» SET TASK
Pick out each line with the word "Évolution" from the material that follows.

» Records from a data collection
——————————
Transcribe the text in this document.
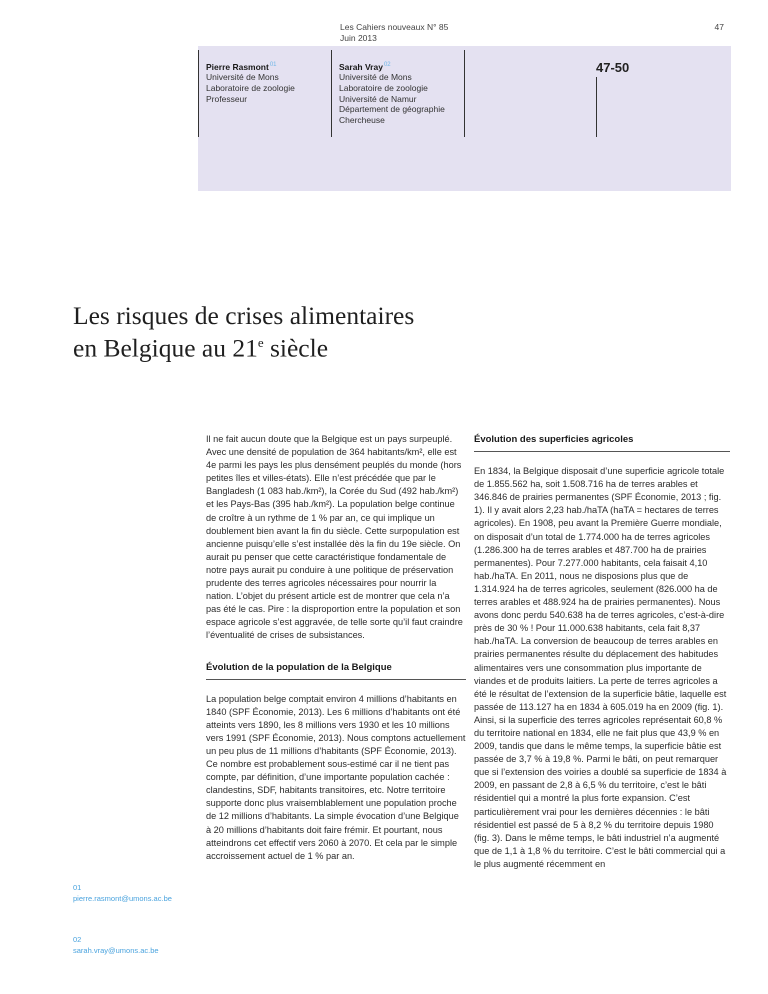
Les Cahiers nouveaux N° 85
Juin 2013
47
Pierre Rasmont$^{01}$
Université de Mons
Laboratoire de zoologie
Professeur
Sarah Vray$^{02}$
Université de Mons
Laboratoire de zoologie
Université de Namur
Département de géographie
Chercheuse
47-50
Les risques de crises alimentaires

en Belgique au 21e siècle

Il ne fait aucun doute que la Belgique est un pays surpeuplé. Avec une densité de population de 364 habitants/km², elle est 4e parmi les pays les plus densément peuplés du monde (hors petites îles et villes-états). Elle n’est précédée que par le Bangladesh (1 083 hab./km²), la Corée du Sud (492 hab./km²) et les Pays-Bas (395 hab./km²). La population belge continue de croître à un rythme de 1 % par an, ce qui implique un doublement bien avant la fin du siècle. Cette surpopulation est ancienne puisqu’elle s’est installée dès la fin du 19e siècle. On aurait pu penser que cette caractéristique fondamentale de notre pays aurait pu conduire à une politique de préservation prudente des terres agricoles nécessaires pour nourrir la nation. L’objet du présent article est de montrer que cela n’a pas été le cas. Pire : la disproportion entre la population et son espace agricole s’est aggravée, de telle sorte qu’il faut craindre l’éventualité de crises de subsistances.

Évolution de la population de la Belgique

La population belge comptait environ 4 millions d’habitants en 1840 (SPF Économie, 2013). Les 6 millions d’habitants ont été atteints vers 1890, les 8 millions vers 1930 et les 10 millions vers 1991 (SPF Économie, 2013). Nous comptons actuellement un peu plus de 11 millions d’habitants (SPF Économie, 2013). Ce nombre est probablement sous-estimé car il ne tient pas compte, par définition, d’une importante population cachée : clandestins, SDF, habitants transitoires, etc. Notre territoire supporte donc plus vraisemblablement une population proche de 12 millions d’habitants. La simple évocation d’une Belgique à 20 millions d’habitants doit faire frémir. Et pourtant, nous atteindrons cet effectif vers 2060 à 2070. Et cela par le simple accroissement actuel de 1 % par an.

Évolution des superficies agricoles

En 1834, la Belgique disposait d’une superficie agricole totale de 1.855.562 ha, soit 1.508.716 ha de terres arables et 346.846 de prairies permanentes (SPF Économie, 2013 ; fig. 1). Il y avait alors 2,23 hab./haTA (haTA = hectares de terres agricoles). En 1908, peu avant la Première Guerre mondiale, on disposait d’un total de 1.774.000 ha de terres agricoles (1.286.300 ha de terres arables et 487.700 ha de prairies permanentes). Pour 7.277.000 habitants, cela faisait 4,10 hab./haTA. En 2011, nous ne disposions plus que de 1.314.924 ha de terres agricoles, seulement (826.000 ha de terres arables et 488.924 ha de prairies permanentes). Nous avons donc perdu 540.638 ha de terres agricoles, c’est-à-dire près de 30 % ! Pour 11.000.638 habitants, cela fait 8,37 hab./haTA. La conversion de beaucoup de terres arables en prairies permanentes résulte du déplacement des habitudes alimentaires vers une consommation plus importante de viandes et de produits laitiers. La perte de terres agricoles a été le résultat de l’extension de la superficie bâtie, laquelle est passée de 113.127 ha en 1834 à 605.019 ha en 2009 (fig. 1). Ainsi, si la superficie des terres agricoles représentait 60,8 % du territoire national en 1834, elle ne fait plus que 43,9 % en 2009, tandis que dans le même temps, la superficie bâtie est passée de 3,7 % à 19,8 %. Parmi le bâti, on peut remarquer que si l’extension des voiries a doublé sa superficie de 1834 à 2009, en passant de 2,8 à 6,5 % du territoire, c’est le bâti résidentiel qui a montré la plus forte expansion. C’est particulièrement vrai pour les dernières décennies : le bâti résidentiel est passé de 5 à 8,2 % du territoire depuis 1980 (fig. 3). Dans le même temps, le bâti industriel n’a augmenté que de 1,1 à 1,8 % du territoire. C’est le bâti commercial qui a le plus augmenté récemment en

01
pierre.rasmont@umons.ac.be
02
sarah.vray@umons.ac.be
——————————
» RESPONSE TO THE EXERCISE
Évolution de la population de la Belgique
Évolution des superficies agricoles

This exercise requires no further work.